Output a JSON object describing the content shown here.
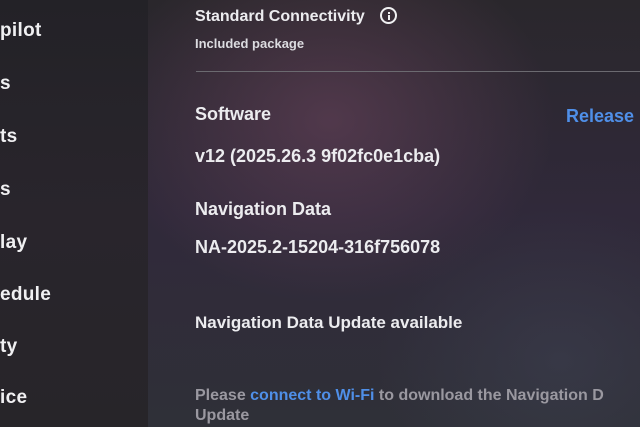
{
  "sidebar": {
    "items": [
      "pilot",
      "s",
      "ts",
      "s",
      "lay",
      "edule",
      "ty",
      "ice"
    ]
  },
  "connectivity": {
    "title": "Standard Connectivity",
    "subtitle": "Included package",
    "info_icon": "info-icon"
  },
  "software": {
    "heading": "Software",
    "release_link": "Release",
    "version": "v12 (2025.26.3 9f02fc0e1cba)"
  },
  "navigation": {
    "heading": "Navigation Data",
    "value": "NA-2025.2-15204-316f756078",
    "update_status": "Navigation Data Update available",
    "message_prefix": "Please ",
    "message_link": "connect to Wi-Fi",
    "message_suffix": " to download the Navigation D",
    "message_line2": "Update"
  },
  "colors": {
    "accent_link": "#4f8fe8",
    "background": "#2b2b30"
  }
}
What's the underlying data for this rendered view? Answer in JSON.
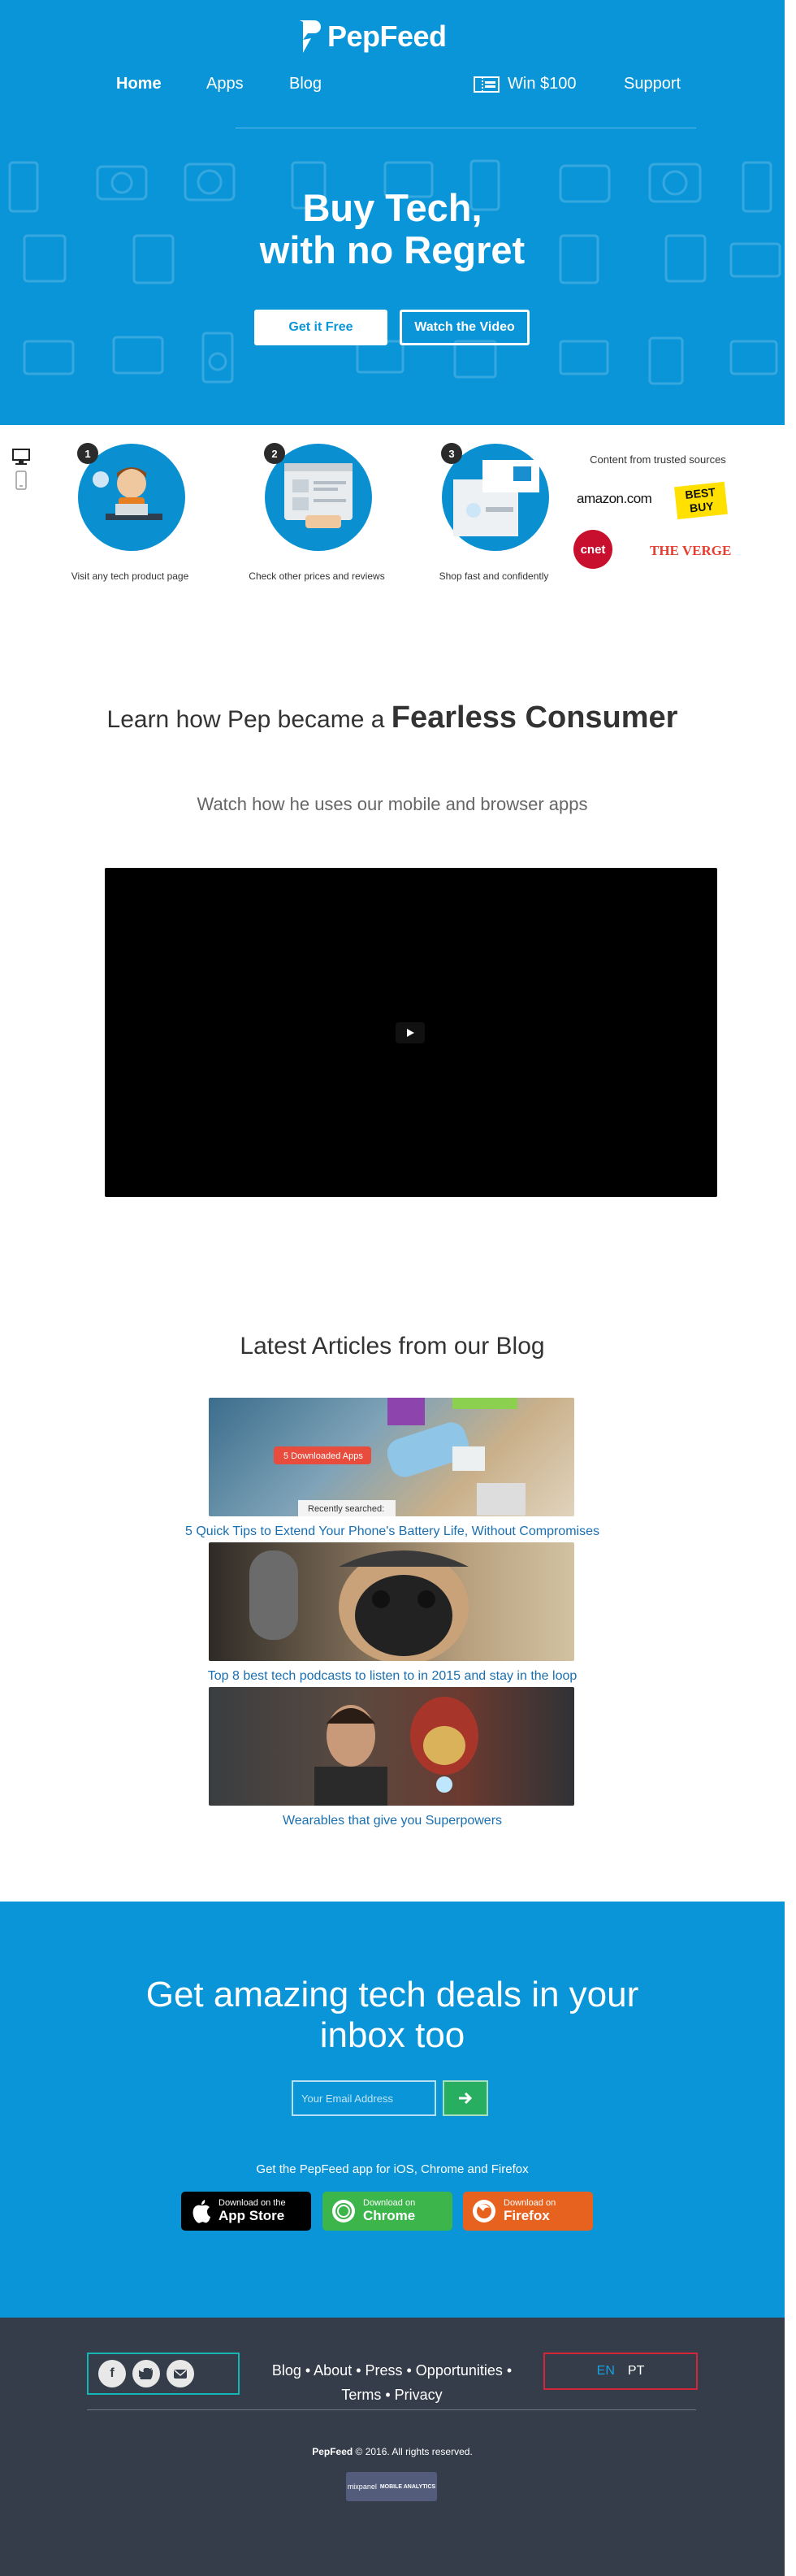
{
  "brand": {
    "name": "PepFeed"
  },
  "nav": {
    "items": [
      {
        "label": "Home",
        "active": true
      },
      {
        "label": "Apps",
        "active": false
      },
      {
        "label": "Blog",
        "active": false
      },
      {
        "label": "Win $100",
        "active": false,
        "icon": "ticket-icon"
      },
      {
        "label": "Support",
        "active": false
      }
    ]
  },
  "hero": {
    "title_line1": "Buy Tech,",
    "title_line2": "with no Regret",
    "cta_primary": "Get it Free",
    "cta_secondary": "Watch the Video"
  },
  "steps": [
    {
      "number": "1",
      "label": "Visit any tech product page"
    },
    {
      "number": "2",
      "label": "Check other prices and reviews"
    },
    {
      "number": "3",
      "label": "Shop fast and confidently"
    }
  ],
  "sources": {
    "title": "Content from trusted sources",
    "logos": [
      "amazon.com",
      "BEST BUY",
      "cnet",
      "THE VERGE"
    ]
  },
  "fearless": {
    "prefix": "Learn how Pep became a",
    "emphasis": "Fearless Consumer",
    "subtitle": "Watch how he uses our mobile and browser apps"
  },
  "blog": {
    "title": "Latest Articles from our Blog",
    "articles": [
      {
        "title": "5 Quick Tips to Extend Your Phone's Battery Life, Without Compromises",
        "thumb_text_1": "5 Downloaded Apps",
        "thumb_text_2": "Recently searched:"
      },
      {
        "title": "Top 8 best tech podcasts to listen to in 2015 and stay in the loop"
      },
      {
        "title": "Wearables that give you Superpowers"
      }
    ]
  },
  "newsletter": {
    "title_line1": "Get amazing tech deals in your",
    "title_line2": "inbox too",
    "email_placeholder": "Your Email Address",
    "apps_line": "Get the PepFeed app for iOS, Chrome and Firefox",
    "stores": [
      {
        "line1": "Download on the",
        "line2": "App Store",
        "color": "#000000"
      },
      {
        "line1": "Download on",
        "line2": "Chrome",
        "color": "#3cb54a"
      },
      {
        "line1": "Download on",
        "line2": "Firefox",
        "color": "#e8621f"
      }
    ]
  },
  "footer": {
    "links_line1": "Blog • About • Press • Opportunities •",
    "links_line2": "Terms • Privacy",
    "lang_en": "EN",
    "lang_pt": "PT",
    "copyright_brand": "PepFeed",
    "copyright_rest": " © 2016. All rights reserved.",
    "mixpanel_text": "mixpanel",
    "mixpanel_sub": "MOBILE ANALYTICS"
  },
  "colors": {
    "brand_blue": "#0a95d8",
    "footer_bg": "#343d49",
    "accent_green": "#27ae60",
    "link_blue": "#1a6fb0"
  }
}
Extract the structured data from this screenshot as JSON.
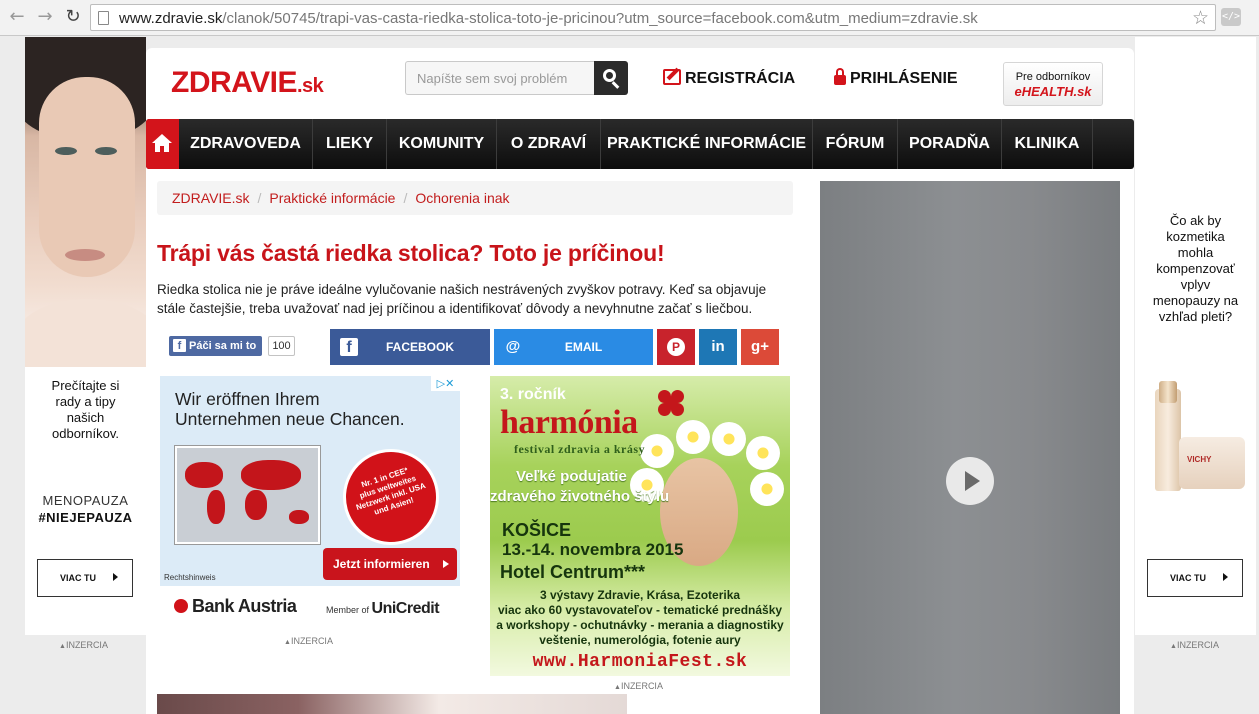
{
  "browser": {
    "url_host": "www.zdravie.sk",
    "url_path": "/clanok/50745/trapi-vas-casta-riedka-stolica-toto-je-pricinou?utm_source=facebook.com&utm_medium=zdravie.sk"
  },
  "left_ad": {
    "text": "Prečítajte si rady a tipy našich odborníkov.",
    "tag_line1": "MENOPAUZA",
    "tag_line2": "#NIEJEPAUZA",
    "button_label": "VIAC TU",
    "inzercia": "INZERCIA"
  },
  "right_ad": {
    "text": "Čo ak by kozmetika mohla kompenzovať vplyv menopauzy na vzhľad pleti?",
    "product_brand": "VICHY",
    "button_label": "VIAC TU",
    "inzercia": "INZERCIA"
  },
  "header": {
    "logo_main": "ZDRAVIE",
    "logo_suffix": ".sk",
    "search_placeholder": "Napíšte sem svoj problém",
    "register_label": "REGISTRÁCIA",
    "login_label": "PRIHLÁSENIE",
    "pro_line1": "Pre odborníkov",
    "pro_line2": "eHEALTH.sk"
  },
  "nav": {
    "items": [
      "ZDRAVOVEDA",
      "LIEKY",
      "KOMUNITY",
      "O ZDRAVÍ",
      "PRAKTICKÉ INFORMÁCIE",
      "FÓRUM",
      "PORADŇA",
      "KLINIKA"
    ]
  },
  "breadcrumb": [
    "ZDRAVIE.sk",
    "Praktické informácie",
    "Ochorenia inak"
  ],
  "article": {
    "title": "Trápi vás častá riedka stolica? Toto je príčinou!",
    "perex": "Riedka stolica nie je práve ideálne vylučovanie našich nestrávených zvyškov potravy. Keď sa objavuje stále častejšie, treba uvažovať nad jej príčinou a identifikovať dôvody a nevyhnutne začať s liečbou."
  },
  "social": {
    "fb_like_label": "Páči sa mi to",
    "fb_like_count": "100",
    "facebook_label": "FACEBOOK",
    "email_label": "EMAIL"
  },
  "ad_bank": {
    "headline_line1": "Wir eröffnen Ihrem",
    "headline_line2": "Unternehmen neue Chancen.",
    "badge_line1": "Nr. 1 in CEE*",
    "badge_line2": "plus weltweites",
    "badge_line3": "Netzwerk inkl. USA",
    "badge_line4": "und Asien!",
    "cta": "Jetzt informieren",
    "legal": "Rechtshinweis",
    "brand": "Bank Austria",
    "member": "Member of",
    "parent": "UniCredit",
    "inzercia": "INZERCIA"
  },
  "ad_harmonia": {
    "edition": "3. ročník",
    "name": "harmónia",
    "subtitle": "festival zdravia a krásy",
    "tagline1": "Veľké podujatie",
    "tagline2": "zdravého životného štýlu",
    "city": "KOŠICE",
    "dates": "13.-14. novembra 2015",
    "venue": "Hotel Centrum***",
    "line1": "3 výstavy Zdravie, Krása, Ezoterika",
    "line2": "viac ako 60 vystavovateľov - tematické prednášky",
    "line3": "a workshopy - ochutnávky - merania a diagnostiky",
    "line4": "veštenie, numerológia, fotenie aury",
    "website": "www.HarmoniaFest.sk",
    "inzercia": "INZERCIA"
  }
}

### PROBLEM STATEMENT
All entries are to be retyped exactly. Omit any embedded images.

### FULL OUTPUT
Output a JSON object describing the content shown here.
{
  "sidebar": {
    "items": [
      "pilot",
      "s",
      "ts",
      "s",
      "lay",
      "edule",
      "ty",
      "ice"
    ]
  },
  "connectivity": {
    "title": "Standard Connectivity",
    "subtitle": "Included package",
    "info_icon": "info-icon"
  },
  "software": {
    "heading": "Software",
    "release_link": "Release",
    "version": "v12 (2025.26.3 9f02fc0e1cba)"
  },
  "navigation": {
    "heading": "Navigation Data",
    "value": "NA-2025.2-15204-316f756078",
    "update_status": "Navigation Data Update available",
    "message_prefix": "Please ",
    "message_link": "connect to Wi-Fi",
    "message_suffix": " to download the Navigation D",
    "message_line2": "Update"
  },
  "colors": {
    "accent_link": "#4f8fe8",
    "background": "#2b2b30"
  }
}
What's the underlying data for this rendered view? Answer in JSON.
{
  "brand": {
    "name": "PepFeed"
  },
  "nav": {
    "items": [
      {
        "label": "Home",
        "active": true
      },
      {
        "label": "Apps",
        "active": false
      },
      {
        "label": "Blog",
        "active": false
      },
      {
        "label": "Win $100",
        "active": false,
        "icon": "ticket-icon"
      },
      {
        "label": "Support",
        "active": false
      }
    ]
  },
  "hero": {
    "title_line1": "Buy Tech,",
    "title_line2": "with no Regret",
    "cta_primary": "Get it Free",
    "cta_secondary": "Watch the Video"
  },
  "steps": [
    {
      "number": "1",
      "label": "Visit any tech product page"
    },
    {
      "number": "2",
      "label": "Check other prices and reviews"
    },
    {
      "number": "3",
      "label": "Shop fast and confidently"
    }
  ],
  "sources": {
    "title": "Content from trusted sources",
    "logos": [
      "amazon.com",
      "BEST BUY",
      "cnet",
      "THE VERGE"
    ]
  },
  "fearless": {
    "prefix": "Learn how Pep became a",
    "emphasis": "Fearless Consumer",
    "subtitle": "Watch how he uses our mobile and browser apps"
  },
  "blog": {
    "title": "Latest Articles from our Blog",
    "articles": [
      {
        "title": "5 Quick Tips to Extend Your Phone's Battery Life, Without Compromises",
        "thumb_text_1": "5 Downloaded Apps",
        "thumb_text_2": "Recently searched:"
      },
      {
        "title": "Top 8 best tech podcasts to listen to in 2015 and stay in the loop"
      },
      {
        "title": "Wearables that give you Superpowers"
      }
    ]
  },
  "newsletter": {
    "title_line1": "Get amazing tech deals in your",
    "title_line2": "inbox too",
    "email_placeholder": "Your Email Address",
    "apps_line": "Get the PepFeed app for iOS, Chrome and Firefox",
    "stores": [
      {
        "line1": "Download on the",
        "line2": "App Store",
        "color": "#000000"
      },
      {
        "line1": "Download on",
        "line2": "Chrome",
        "color": "#3cb54a"
      },
      {
        "line1": "Download on",
        "line2": "Firefox",
        "color": "#e8621f"
      }
    ]
  },
  "footer": {
    "links_line1": "Blog • About • Press • Opportunities •",
    "links_line2": "Terms • Privacy",
    "lang_en": "EN",
    "lang_pt": "PT",
    "copyright_brand": "PepFeed",
    "copyright_rest": " © 2016. All rights reserved.",
    "mixpanel_text": "mixpanel",
    "mixpanel_sub": "MOBILE ANALYTICS"
  },
  "colors": {
    "brand_blue": "#0a95d8",
    "footer_bg": "#343d49",
    "accent_green": "#27ae60",
    "link_blue": "#1a6fb0"
  }
}
Extract the structured data from this screenshot as JSON.
{
  "browser": {
    "url_host": "www.zdravie.sk",
    "url_path": "/clanok/50745/trapi-vas-casta-riedka-stolica-toto-je-pricinou?utm_source=facebook.com&utm_medium=zdravie.sk"
  },
  "left_ad": {
    "text": "Prečítajte si rady a tipy našich odborníkov.",
    "tag_line1": "MENOPAUZA",
    "tag_line2": "#NIEJEPAUZA",
    "button_label": "VIAC TU",
    "inzercia": "INZERCIA"
  },
  "right_ad": {
    "text": "Čo ak by kozmetika mohla kompenzovať vplyv menopauzy na vzhľad pleti?",
    "product_brand": "VICHY",
    "button_label": "VIAC TU",
    "inzercia": "INZERCIA"
  },
  "header": {
    "logo_main": "ZDRAVIE",
    "logo_suffix": ".sk",
    "search_placeholder": "Napíšte sem svoj problém",
    "register_label": "REGISTRÁCIA",
    "login_label": "PRIHLÁSENIE",
    "pro_line1": "Pre odborníkov",
    "pro_line2": "eHEALTH.sk"
  },
  "nav": {
    "items": [
      "ZDRAVOVEDA",
      "LIEKY",
      "KOMUNITY",
      "O ZDRAVÍ",
      "PRAKTICKÉ INFORMÁCIE",
      "FÓRUM",
      "PORADŇA",
      "KLINIKA"
    ]
  },
  "breadcrumb": [
    "ZDRAVIE.sk",
    "Praktické informácie",
    "Ochorenia inak"
  ],
  "article": {
    "title": "Trápi vás častá riedka stolica? Toto je príčinou!",
    "perex": "Riedka stolica nie je práve ideálne vylučovanie našich nestrávených zvyškov potravy. Keď sa objavuje stále častejšie, treba uvažovať nad jej príčinou a identifikovať dôvody a nevyhnutne začať s liečbou."
  },
  "social": {
    "fb_like_label": "Páči sa mi to",
    "fb_like_count": "100",
    "facebook_label": "FACEBOOK",
    "email_label": "EMAIL"
  },
  "ad_bank": {
    "headline_line1": "Wir eröffnen Ihrem",
    "headline_line2": "Unternehmen neue Chancen.",
    "badge_line1": "Nr. 1 in CEE*",
    "badge_line2": "plus weltweites",
    "badge_line3": "Netzwerk inkl. USA",
    "badge_line4": "und Asien!",
    "cta": "Jetzt informieren",
    "legal": "Rechtshinweis",
    "brand": "Bank Austria",
    "member": "Member of",
    "parent": "UniCredit",
    "inzercia": "INZERCIA"
  },
  "ad_harmonia": {
    "edition": "3. ročník",
    "name": "harmónia",
    "subtitle": "festival zdravia a krásy",
    "tagline1": "Veľké podujatie",
    "tagline2": "zdravého životného štýlu",
    "city": "KOŠICE",
    "dates": "13.-14. novembra 2015",
    "venue": "Hotel Centrum***",
    "line1": "3 výstavy Zdravie, Krása, Ezoterika",
    "line2": "viac ako 60 vystavovateľov - tematické prednášky",
    "line3": "a workshopy - ochutnávky - merania a diagnostiky",
    "line4": "veštenie, numerológia, fotenie aury",
    "website": "www.HarmoniaFest.sk",
    "inzercia": "INZERCIA"
  }
}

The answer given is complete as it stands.